Dataset entries on figures
========================

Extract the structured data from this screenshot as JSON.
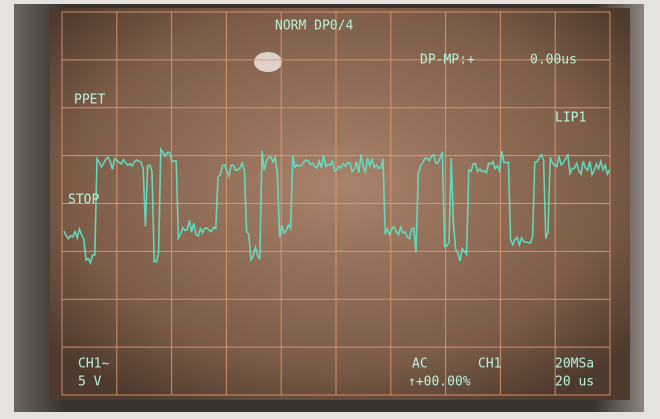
{
  "screen": {
    "top_center": "NORM DP0/4",
    "top_right_mode": "DP-MP:+",
    "top_right_time": "0.00us",
    "left_label": "PPET",
    "right_label": "LIP1",
    "trace_label": "STOP",
    "bottom_left_channel": "CH1~",
    "bottom_left_scale": "5 V",
    "bottom_coupling": "AC",
    "bottom_channel": "CH1",
    "bottom_rate": "20MSa",
    "bottom_offset": "↑+00.00%",
    "bottom_timebase": "20 us"
  }
}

========================

→ REQUIRED TASK
Set down all the entries exactly as they appear, but skip any pictures.

→ FULL SOLUTION
Extract the structured data from this screenshot as JSON.
{
  "screen": {
    "top_center": "NORM DP0/4",
    "top_right_mode": "DP-MP:+",
    "top_right_time": "0.00us",
    "left_label": "PPET",
    "right_label": "LIP1",
    "trace_label": "STOP",
    "bottom_left_channel": "CH1~",
    "bottom_left_scale": "5 V",
    "bottom_coupling": "AC",
    "bottom_channel": "CH1",
    "bottom_rate": "20MSa",
    "bottom_offset": "↑+00.00%",
    "bottom_timebase": "20 us"
  }
}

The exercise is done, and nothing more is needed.